- [Problem statement]: Copy the data below exactly, omitting any picture it contains.

-------------------------

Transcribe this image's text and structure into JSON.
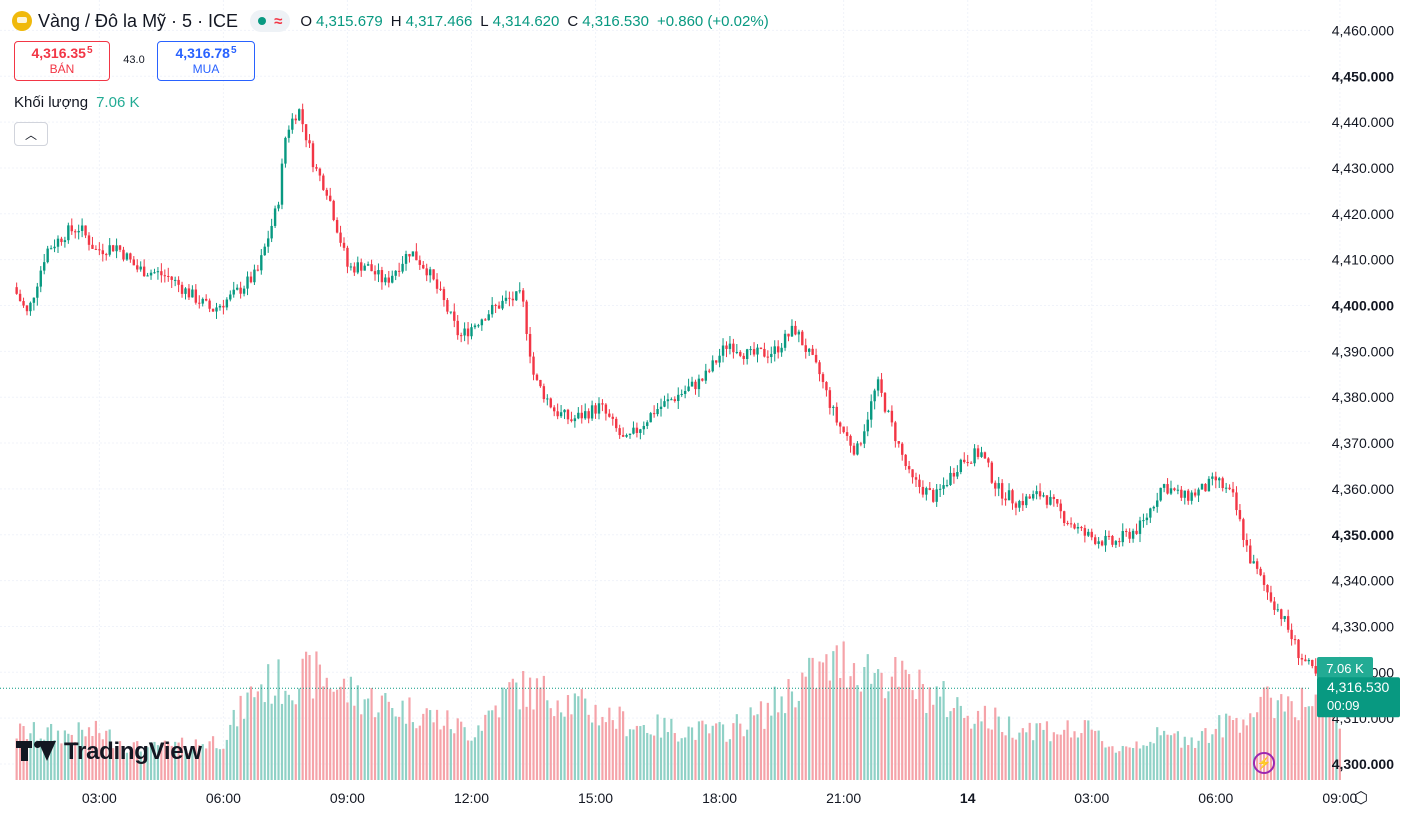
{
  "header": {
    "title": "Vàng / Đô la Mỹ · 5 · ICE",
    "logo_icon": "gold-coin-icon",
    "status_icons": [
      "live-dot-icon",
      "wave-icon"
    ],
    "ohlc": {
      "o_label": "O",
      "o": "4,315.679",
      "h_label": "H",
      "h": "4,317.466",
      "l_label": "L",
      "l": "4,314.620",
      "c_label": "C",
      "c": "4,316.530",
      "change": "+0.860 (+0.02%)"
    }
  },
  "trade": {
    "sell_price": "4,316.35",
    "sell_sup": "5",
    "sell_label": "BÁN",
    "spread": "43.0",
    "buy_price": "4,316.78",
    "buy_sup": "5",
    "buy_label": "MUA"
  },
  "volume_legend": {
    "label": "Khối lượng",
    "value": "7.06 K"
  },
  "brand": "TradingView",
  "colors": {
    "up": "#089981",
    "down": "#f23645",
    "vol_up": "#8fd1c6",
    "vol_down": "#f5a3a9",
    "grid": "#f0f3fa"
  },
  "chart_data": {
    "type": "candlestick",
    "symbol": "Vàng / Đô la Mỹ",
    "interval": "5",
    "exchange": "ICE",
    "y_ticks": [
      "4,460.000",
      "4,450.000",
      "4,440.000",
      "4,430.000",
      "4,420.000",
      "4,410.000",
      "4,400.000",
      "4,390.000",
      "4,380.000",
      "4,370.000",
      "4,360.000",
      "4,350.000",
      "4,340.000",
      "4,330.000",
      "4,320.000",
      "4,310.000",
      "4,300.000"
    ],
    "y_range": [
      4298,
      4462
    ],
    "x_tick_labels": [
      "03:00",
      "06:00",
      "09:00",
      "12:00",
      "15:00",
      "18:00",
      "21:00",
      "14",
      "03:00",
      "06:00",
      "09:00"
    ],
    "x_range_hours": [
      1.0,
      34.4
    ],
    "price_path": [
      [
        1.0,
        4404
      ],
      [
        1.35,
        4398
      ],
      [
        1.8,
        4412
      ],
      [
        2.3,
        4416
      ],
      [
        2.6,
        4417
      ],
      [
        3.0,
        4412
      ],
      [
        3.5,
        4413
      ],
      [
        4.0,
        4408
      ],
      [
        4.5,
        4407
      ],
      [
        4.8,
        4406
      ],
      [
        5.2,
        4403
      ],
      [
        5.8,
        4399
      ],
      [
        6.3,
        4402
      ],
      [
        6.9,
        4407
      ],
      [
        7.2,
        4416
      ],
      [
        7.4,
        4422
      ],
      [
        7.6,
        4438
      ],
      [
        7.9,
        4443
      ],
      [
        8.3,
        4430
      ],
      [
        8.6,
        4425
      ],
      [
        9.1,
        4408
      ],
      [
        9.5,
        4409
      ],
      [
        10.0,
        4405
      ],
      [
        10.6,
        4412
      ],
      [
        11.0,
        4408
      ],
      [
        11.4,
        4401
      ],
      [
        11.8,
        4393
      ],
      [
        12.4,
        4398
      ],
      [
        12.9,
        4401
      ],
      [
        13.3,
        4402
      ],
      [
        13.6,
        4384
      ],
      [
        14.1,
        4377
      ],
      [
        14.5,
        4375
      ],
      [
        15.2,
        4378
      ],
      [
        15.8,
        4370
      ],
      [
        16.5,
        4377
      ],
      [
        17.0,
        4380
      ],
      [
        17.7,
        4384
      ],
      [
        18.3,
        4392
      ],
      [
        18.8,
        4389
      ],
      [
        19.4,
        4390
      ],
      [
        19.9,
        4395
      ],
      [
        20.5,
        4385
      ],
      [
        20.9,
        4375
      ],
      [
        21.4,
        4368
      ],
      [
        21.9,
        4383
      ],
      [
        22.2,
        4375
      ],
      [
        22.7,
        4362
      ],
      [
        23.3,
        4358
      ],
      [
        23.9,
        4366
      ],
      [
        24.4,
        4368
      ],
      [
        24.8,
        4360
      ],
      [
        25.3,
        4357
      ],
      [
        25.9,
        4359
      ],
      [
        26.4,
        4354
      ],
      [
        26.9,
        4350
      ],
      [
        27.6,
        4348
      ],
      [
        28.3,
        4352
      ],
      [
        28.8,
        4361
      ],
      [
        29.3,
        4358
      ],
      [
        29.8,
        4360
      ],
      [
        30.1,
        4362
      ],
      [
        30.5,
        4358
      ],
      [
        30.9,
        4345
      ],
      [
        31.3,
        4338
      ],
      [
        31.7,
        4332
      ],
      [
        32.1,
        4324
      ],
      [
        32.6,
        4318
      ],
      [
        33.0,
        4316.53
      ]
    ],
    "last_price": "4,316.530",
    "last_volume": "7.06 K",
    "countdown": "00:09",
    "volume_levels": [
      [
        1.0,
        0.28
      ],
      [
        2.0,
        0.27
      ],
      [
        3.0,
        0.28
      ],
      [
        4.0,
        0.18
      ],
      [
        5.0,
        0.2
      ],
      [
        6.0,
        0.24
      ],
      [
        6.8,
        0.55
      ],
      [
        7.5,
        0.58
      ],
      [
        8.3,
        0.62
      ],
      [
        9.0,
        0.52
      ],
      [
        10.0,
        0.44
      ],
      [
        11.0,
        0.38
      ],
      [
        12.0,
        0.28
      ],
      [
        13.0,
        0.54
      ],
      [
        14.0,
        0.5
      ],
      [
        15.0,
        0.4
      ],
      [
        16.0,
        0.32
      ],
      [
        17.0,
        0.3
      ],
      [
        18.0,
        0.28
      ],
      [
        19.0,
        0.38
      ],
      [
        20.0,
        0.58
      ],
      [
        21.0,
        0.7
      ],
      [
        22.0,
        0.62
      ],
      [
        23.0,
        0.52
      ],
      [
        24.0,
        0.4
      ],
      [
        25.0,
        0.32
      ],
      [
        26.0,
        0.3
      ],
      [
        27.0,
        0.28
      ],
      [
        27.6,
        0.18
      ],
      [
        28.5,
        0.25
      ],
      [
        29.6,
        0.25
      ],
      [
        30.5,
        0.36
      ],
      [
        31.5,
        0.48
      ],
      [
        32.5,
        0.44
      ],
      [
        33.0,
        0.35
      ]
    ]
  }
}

-------------------------

- [Worked answer]:
Transcribe this image's text and structure into JSON.
{
  "header": {
    "title": "Vàng / Đô la Mỹ · 5 · ICE",
    "logo_icon": "gold-coin-icon",
    "status_icons": [
      "live-dot-icon",
      "wave-icon"
    ],
    "ohlc": {
      "o_label": "O",
      "o": "4,315.679",
      "h_label": "H",
      "h": "4,317.466",
      "l_label": "L",
      "l": "4,314.620",
      "c_label": "C",
      "c": "4,316.530",
      "change": "+0.860 (+0.02%)"
    }
  },
  "trade": {
    "sell_price": "4,316.35",
    "sell_sup": "5",
    "sell_label": "BÁN",
    "spread": "43.0",
    "buy_price": "4,316.78",
    "buy_sup": "5",
    "buy_label": "MUA"
  },
  "volume_legend": {
    "label": "Khối lượng",
    "value": "7.06 K"
  },
  "brand": "TradingView",
  "colors": {
    "up": "#089981",
    "down": "#f23645",
    "vol_up": "#8fd1c6",
    "vol_down": "#f5a3a9",
    "grid": "#f0f3fa"
  },
  "chart_data": {
    "type": "candlestick",
    "symbol": "Vàng / Đô la Mỹ",
    "interval": "5",
    "exchange": "ICE",
    "y_ticks": [
      "4,460.000",
      "4,450.000",
      "4,440.000",
      "4,430.000",
      "4,420.000",
      "4,410.000",
      "4,400.000",
      "4,390.000",
      "4,380.000",
      "4,370.000",
      "4,360.000",
      "4,350.000",
      "4,340.000",
      "4,330.000",
      "4,320.000",
      "4,310.000",
      "4,300.000"
    ],
    "y_range": [
      4298,
      4462
    ],
    "x_tick_labels": [
      "03:00",
      "06:00",
      "09:00",
      "12:00",
      "15:00",
      "18:00",
      "21:00",
      "14",
      "03:00",
      "06:00",
      "09:00"
    ],
    "x_range_hours": [
      1.0,
      34.4
    ],
    "price_path": [
      [
        1.0,
        4404
      ],
      [
        1.35,
        4398
      ],
      [
        1.8,
        4412
      ],
      [
        2.3,
        4416
      ],
      [
        2.6,
        4417
      ],
      [
        3.0,
        4412
      ],
      [
        3.5,
        4413
      ],
      [
        4.0,
        4408
      ],
      [
        4.5,
        4407
      ],
      [
        4.8,
        4406
      ],
      [
        5.2,
        4403
      ],
      [
        5.8,
        4399
      ],
      [
        6.3,
        4402
      ],
      [
        6.9,
        4407
      ],
      [
        7.2,
        4416
      ],
      [
        7.4,
        4422
      ],
      [
        7.6,
        4438
      ],
      [
        7.9,
        4443
      ],
      [
        8.3,
        4430
      ],
      [
        8.6,
        4425
      ],
      [
        9.1,
        4408
      ],
      [
        9.5,
        4409
      ],
      [
        10.0,
        4405
      ],
      [
        10.6,
        4412
      ],
      [
        11.0,
        4408
      ],
      [
        11.4,
        4401
      ],
      [
        11.8,
        4393
      ],
      [
        12.4,
        4398
      ],
      [
        12.9,
        4401
      ],
      [
        13.3,
        4402
      ],
      [
        13.6,
        4384
      ],
      [
        14.1,
        4377
      ],
      [
        14.5,
        4375
      ],
      [
        15.2,
        4378
      ],
      [
        15.8,
        4370
      ],
      [
        16.5,
        4377
      ],
      [
        17.0,
        4380
      ],
      [
        17.7,
        4384
      ],
      [
        18.3,
        4392
      ],
      [
        18.8,
        4389
      ],
      [
        19.4,
        4390
      ],
      [
        19.9,
        4395
      ],
      [
        20.5,
        4385
      ],
      [
        20.9,
        4375
      ],
      [
        21.4,
        4368
      ],
      [
        21.9,
        4383
      ],
      [
        22.2,
        4375
      ],
      [
        22.7,
        4362
      ],
      [
        23.3,
        4358
      ],
      [
        23.9,
        4366
      ],
      [
        24.4,
        4368
      ],
      [
        24.8,
        4360
      ],
      [
        25.3,
        4357
      ],
      [
        25.9,
        4359
      ],
      [
        26.4,
        4354
      ],
      [
        26.9,
        4350
      ],
      [
        27.6,
        4348
      ],
      [
        28.3,
        4352
      ],
      [
        28.8,
        4361
      ],
      [
        29.3,
        4358
      ],
      [
        29.8,
        4360
      ],
      [
        30.1,
        4362
      ],
      [
        30.5,
        4358
      ],
      [
        30.9,
        4345
      ],
      [
        31.3,
        4338
      ],
      [
        31.7,
        4332
      ],
      [
        32.1,
        4324
      ],
      [
        32.6,
        4318
      ],
      [
        33.0,
        4316.53
      ]
    ],
    "last_price": "4,316.530",
    "last_volume": "7.06 K",
    "countdown": "00:09",
    "volume_levels": [
      [
        1.0,
        0.28
      ],
      [
        2.0,
        0.27
      ],
      [
        3.0,
        0.28
      ],
      [
        4.0,
        0.18
      ],
      [
        5.0,
        0.2
      ],
      [
        6.0,
        0.24
      ],
      [
        6.8,
        0.55
      ],
      [
        7.5,
        0.58
      ],
      [
        8.3,
        0.62
      ],
      [
        9.0,
        0.52
      ],
      [
        10.0,
        0.44
      ],
      [
        11.0,
        0.38
      ],
      [
        12.0,
        0.28
      ],
      [
        13.0,
        0.54
      ],
      [
        14.0,
        0.5
      ],
      [
        15.0,
        0.4
      ],
      [
        16.0,
        0.32
      ],
      [
        17.0,
        0.3
      ],
      [
        18.0,
        0.28
      ],
      [
        19.0,
        0.38
      ],
      [
        20.0,
        0.58
      ],
      [
        21.0,
        0.7
      ],
      [
        22.0,
        0.62
      ],
      [
        23.0,
        0.52
      ],
      [
        24.0,
        0.4
      ],
      [
        25.0,
        0.32
      ],
      [
        26.0,
        0.3
      ],
      [
        27.0,
        0.28
      ],
      [
        27.6,
        0.18
      ],
      [
        28.5,
        0.25
      ],
      [
        29.6,
        0.25
      ],
      [
        30.5,
        0.36
      ],
      [
        31.5,
        0.48
      ],
      [
        32.5,
        0.44
      ],
      [
        33.0,
        0.35
      ]
    ]
  }
}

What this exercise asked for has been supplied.